* To be done
Restate each line word for word. Leave out every picture.
— start of Extracted information —
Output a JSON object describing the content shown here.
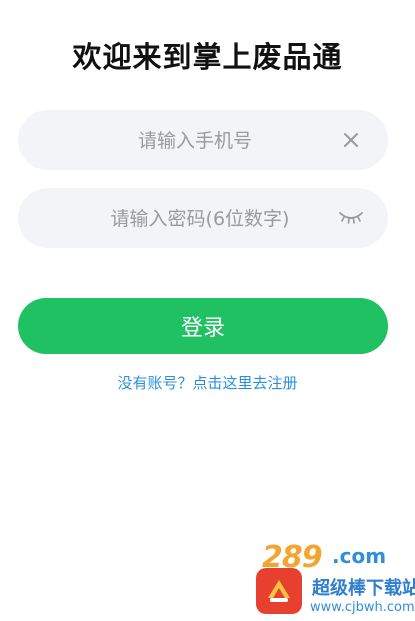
{
  "header": {
    "title": "欢迎来到掌上废品通"
  },
  "form": {
    "phone": {
      "placeholder": "请输入手机号",
      "value": "",
      "clear_icon": "close-icon"
    },
    "password": {
      "placeholder": "请输入密码(6位数字)",
      "value": "",
      "toggle_icon": "eye-closed-icon"
    },
    "login_label": "登录",
    "register_link": "没有账号？点击这里去注册"
  },
  "watermark": {
    "brand_number": "289",
    "brand_suffix": ".com",
    "site_name": "超级棒下载站",
    "url": "www.cjbwh.com"
  },
  "colors": {
    "accent_green": "#1fc163",
    "link_blue": "#2b8fe0",
    "field_bg": "#f3f4f7"
  }
}
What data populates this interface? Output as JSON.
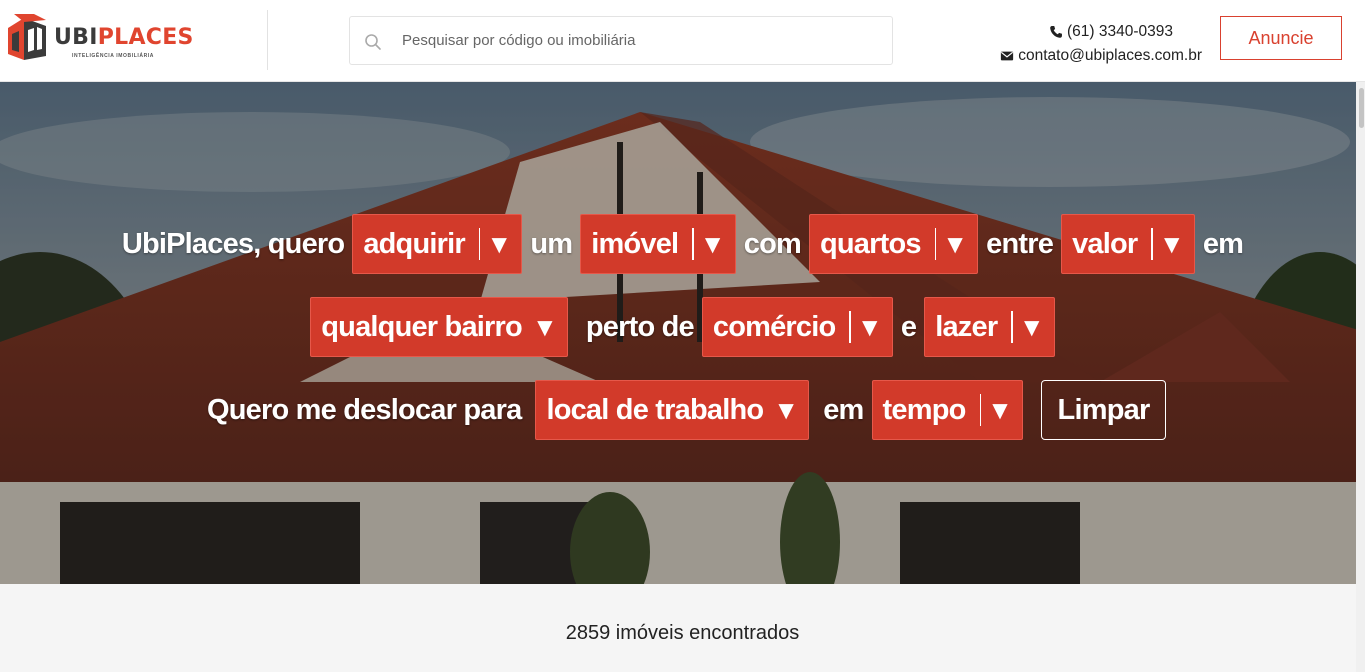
{
  "header": {
    "logo": {
      "brand_ubi": "UBI",
      "brand_places": "PLACES",
      "tagline": "INTELIGÊNCIA IMOBILIÁRIA"
    },
    "search": {
      "placeholder": "Pesquisar por código ou imobiliária",
      "value": ""
    },
    "contact": {
      "phone": "(61) 3340-0393",
      "email": "contato@ubiplaces.com.br"
    },
    "anuncie_label": "Anuncie"
  },
  "hero": {
    "row1": {
      "t1": "UbiPlaces, quero",
      "s1": "adquirir",
      "t2": "um",
      "s2": "imóvel",
      "t3": "com",
      "s3": "quartos",
      "t4": "entre",
      "s4": "valor",
      "t5": "em"
    },
    "row2": {
      "s1": "qualquer bairro",
      "t1": "perto de",
      "s2": "comércio",
      "t2": "e",
      "s3": "lazer"
    },
    "row3": {
      "t1": "Quero me deslocar para",
      "s1": "local de trabalho",
      "t2": "em",
      "s2": "tempo",
      "clear_label": "Limpar"
    },
    "arrow": "▼"
  },
  "results": {
    "count_text": "2859 imóveis encontrados"
  },
  "colors": {
    "accent": "#d23a2a",
    "brand_red": "#e0452f",
    "dark": "#3b3b3b"
  }
}
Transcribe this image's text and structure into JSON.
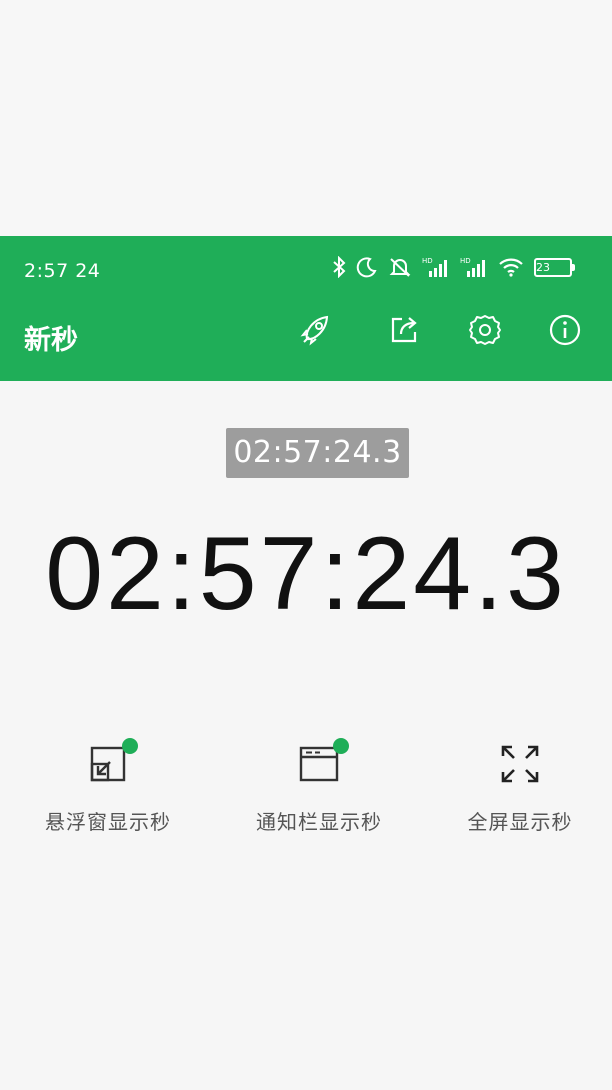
{
  "status_bar": {
    "time": "2:57 24",
    "battery_level": "23",
    "icons": [
      "bluetooth-icon",
      "moon-icon",
      "mute-alarm-icon",
      "hd-signal-icon",
      "hd-signal-icon",
      "wifi-icon",
      "battery-icon"
    ]
  },
  "app_bar": {
    "title": "新秒",
    "actions": [
      "rocket-icon",
      "share-icon",
      "gear-icon",
      "info-icon"
    ]
  },
  "clock": {
    "mini": "02:57:24.3",
    "big": "02:57:24.3"
  },
  "modes": [
    {
      "label": "悬浮窗显示秒",
      "icon": "floating-window-icon",
      "active": true
    },
    {
      "label": "通知栏显示秒",
      "icon": "notification-bar-icon",
      "active": true
    },
    {
      "label": "全屏显示秒",
      "icon": "fullscreen-icon",
      "active": false
    }
  ],
  "colors": {
    "brand_green": "#1fae58",
    "mini_clock_bg": "#9d9d9d",
    "background": "#f6f6f6"
  }
}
— end of Extracted information —
* Task output
Output a JSON object describing the content shown here.
{
  "header": {
    "title": "欢迎来到掌上废品通"
  },
  "form": {
    "phone": {
      "placeholder": "请输入手机号",
      "value": "",
      "clear_icon": "close-icon"
    },
    "password": {
      "placeholder": "请输入密码(6位数字)",
      "value": "",
      "toggle_icon": "eye-closed-icon"
    },
    "login_label": "登录",
    "register_link": "没有账号？点击这里去注册"
  },
  "watermark": {
    "brand_number": "289",
    "brand_suffix": ".com",
    "site_name": "超级棒下载站",
    "url": "www.cjbwh.com"
  },
  "colors": {
    "accent_green": "#1fc163",
    "link_blue": "#2b8fe0",
    "field_bg": "#f3f4f7"
  }
}
What data populates this interface? Output as JSON.
{
  "header": {
    "logo": {
      "brand_ubi": "UBI",
      "brand_places": "PLACES",
      "tagline": "INTELIGÊNCIA IMOBILIÁRIA"
    },
    "search": {
      "placeholder": "Pesquisar por código ou imobiliária",
      "value": ""
    },
    "contact": {
      "phone": "(61) 3340-0393",
      "email": "contato@ubiplaces.com.br"
    },
    "anuncie_label": "Anuncie"
  },
  "hero": {
    "row1": {
      "t1": "UbiPlaces, quero",
      "s1": "adquirir",
      "t2": "um",
      "s2": "imóvel",
      "t3": "com",
      "s3": "quartos",
      "t4": "entre",
      "s4": "valor",
      "t5": "em"
    },
    "row2": {
      "s1": "qualquer bairro",
      "t1": "perto de",
      "s2": "comércio",
      "t2": "e",
      "s3": "lazer"
    },
    "row3": {
      "t1": "Quero me deslocar para",
      "s1": "local de trabalho",
      "t2": "em",
      "s2": "tempo",
      "clear_label": "Limpar"
    },
    "arrow": "▼"
  },
  "results": {
    "count_text": "2859 imóveis encontrados"
  },
  "colors": {
    "accent": "#d23a2a",
    "brand_red": "#e0452f",
    "dark": "#3b3b3b"
  }
}
Transcribe this image's text and structure into JSON.
{
  "status_bar": {
    "time": "2:57 24",
    "battery_level": "23",
    "icons": [
      "bluetooth-icon",
      "moon-icon",
      "mute-alarm-icon",
      "hd-signal-icon",
      "hd-signal-icon",
      "wifi-icon",
      "battery-icon"
    ]
  },
  "app_bar": {
    "title": "新秒",
    "actions": [
      "rocket-icon",
      "share-icon",
      "gear-icon",
      "info-icon"
    ]
  },
  "clock": {
    "mini": "02:57:24.3",
    "big": "02:57:24.3"
  },
  "modes": [
    {
      "label": "悬浮窗显示秒",
      "icon": "floating-window-icon",
      "active": true
    },
    {
      "label": "通知栏显示秒",
      "icon": "notification-bar-icon",
      "active": true
    },
    {
      "label": "全屏显示秒",
      "icon": "fullscreen-icon",
      "active": false
    }
  ],
  "colors": {
    "brand_green": "#1fae58",
    "mini_clock_bg": "#9d9d9d",
    "background": "#f6f6f6"
  }
}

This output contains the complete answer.